Passage to read:
___
This code models the risk of a randomly selected set of 100 firms stocks. The time period over which the firms are analyzed were for 2005 to 2010, and compared with values determined from 2000 to 2010.
The SAS code used to pull the data from the DSF data file will be provided. The data cleaning using SAS was stopped once the 100 firms were selected for each set of years. For the risk models, historical data was used to determine a starting point. As seen in the SAS code, the historical data was used from the prior year (in this case, 2004 and 1999).
For the first step, the data was imported from the csv files. These csv’s had the returns, date and firm permanent number for the random 100 firms pulled from the dsf files.
It was assumed that there was $1 million invested into each firm, leading to the assumption in the read file that there were equal weighted position in each firm. Therefore, a simple average of returns was used.
The data importing step was created using a function that takes a file name and reads the data in. This simplified the importing process for multiple files.
# import data
# returns are in %
# sum return percentages by day
# assumed equal investment weight in each firm
read_func <- function(value, I)
{
filename = paste(value, ".csv", sep="")
ret = read.csv(filename, header=TRUE)
firms = ret[["PERMNO"]]
count = length(unique(firms))
port = count*I
ret_sum = aggregate(.~DATE, data=ret, FUN=sum)
ret_sum = ret_sum[order(as.Date(ret_sum$DATE, "%m/%d/%Y"), decreasing=FALSE),]
ret_date = unique(ret_sum[["DATE"]])
keeps = c("RET","DATE")
ret_sum = ret_sum[keeps]
# gets average
i = 1
while(i < nrow(ret_sum))
{
ret_sum[i,"RET"] = ret_sum[i,"RET"]/count
i = i + 1
}
data = list("portfolio" = port, "returns" = ret_sum)
return(data)
}
invest = 1000000 # investment per firm
file1 = "returns_main"
file2 = "returns_comp"
file3 = "returns_main_hist"
file4 = "returns_comp_hist"
# reads files, gets list of returns and value
data_m = read_func(file1,invest)
data_c = read_func(file2,invest)
data_mh = read_func(file3,invest)
data_ch = read_func(file4,invest)
Once the data was pulled from the csv’s, returns were graphed to view the historical distributions with a normal distribution overlay. This was used to test that the return data was imported properly, and view the normality of the returns.
The histogram also served as a sanity check for the VaR. If the VaR value looked unreasonable (too large, for example), it could be quickly checked against the distribution of returns.
# histogram function with normal dist overlay
vec_histogram <- function(x, names)
{
h = hist(x, breaks=(length(x)/50), col="red", xlab=names$xlabel,
main=names$title)
xfit = seq(min(x),max(x),length=40)
yfit = dnorm(xfit, mean=mean(x), sd=sd(x))
yfit = yfit*diff(h$mids[1:2])*length(x)
lines(xfit, yfit, col="blue", lwd=2)
}
# lists with labels for histograms
hist_label_m = list("title" = "Main Period Returns w/ Normal Curve",
"xlabel" = "Daily Returns")
hist_label_c = list("title" = "Comparison Period Returns w/ Normal Curve",
"xlabel" = "Daily Returns")
# write histograms for historical returns
vec_histogram(data_m$returns[["RET"]], hist_label_m)
vec_histogram(data_c$returns[["RET"]], hist_label_c)
___
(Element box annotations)

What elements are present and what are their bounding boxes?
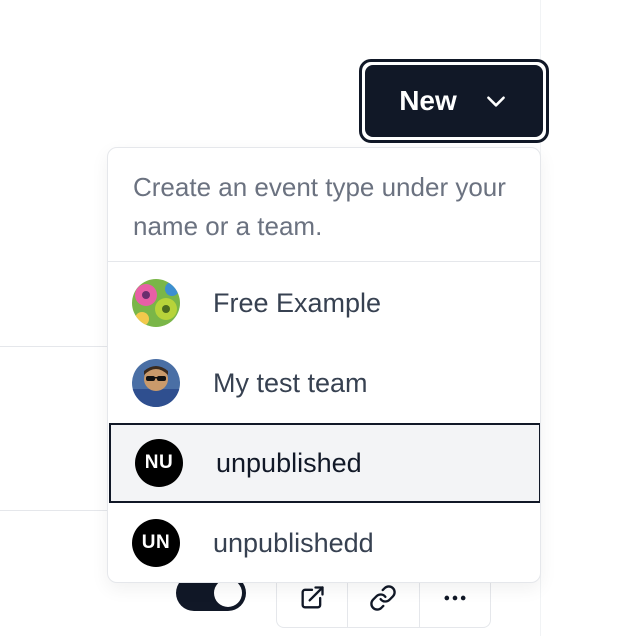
menu-item-label: Free Example — [213, 287, 382, 318]
dropdown-description: Create an event type under your name or … — [108, 148, 540, 262]
list-divider — [0, 346, 110, 347]
menu-item-unpublishedd[interactable]: UN unpublishedd — [108, 503, 540, 582]
avatar — [132, 359, 180, 407]
more-horizontal-icon — [444, 595, 466, 600]
menu-item-label: unpublishedd — [213, 527, 374, 558]
avatar — [132, 279, 180, 327]
menu-item-label: My test team — [213, 367, 368, 398]
new-event-type-dropdown: Create an event type under your name or … — [107, 147, 541, 583]
menu-item-my-test-team[interactable]: My test team — [108, 343, 540, 423]
toggle-knob — [214, 579, 242, 607]
avatar: NU — [135, 439, 183, 487]
menu-item-free-example[interactable]: Free Example — [108, 263, 540, 343]
external-link-icon — [301, 585, 324, 608]
menu-item-label: unpublished — [216, 447, 362, 478]
new-button[interactable]: New — [365, 65, 543, 137]
list-divider — [0, 510, 110, 511]
person-avatar-image — [132, 359, 180, 407]
link-icon — [370, 584, 397, 611]
menu-item-unpublished[interactable]: NU unpublished — [109, 423, 540, 503]
chevron-down-icon — [486, 96, 505, 107]
avatar: UN — [132, 519, 180, 567]
new-button-label: New — [399, 85, 457, 116]
flower-avatar-image — [132, 279, 180, 327]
___
Task requirements:
a) For each statement below, say whether it agrees with the page on modeling portfolio risk, answering yes or no and quoting the deciding words of that page. (i) Historical data was used to determine a starting point for the risk models. (ii) The data was imported from spreadsheet workbooks. (iii) The histogram served as a sanity check for the VaR.
b) From the page on modeling portfolio risk, write out the part that begins at the words "Once the data" and stops after "distribution of returns.", replacing "VaR" with "Value at Risk".

Expected results:
a)
(i) Yes: "For the risk models, historical data was used to determine a starting point."
(ii) No: "For the first step, the data was imported from the csv files."
(iii) Yes: "The histogram also served as a sanity check for the VaR."

b)
Once the data was pulled from the csv’s, returns were graphed to view the historical distributions with a normal distribution overlay. This was used to test that the return data was imported properly, and view the normality of the returns.
The histogram also served as a sanity check for the Value at Risk. If the Value at Risk value looked unreasonable (too large, for example), it could be quickly checked against the distribution of returns.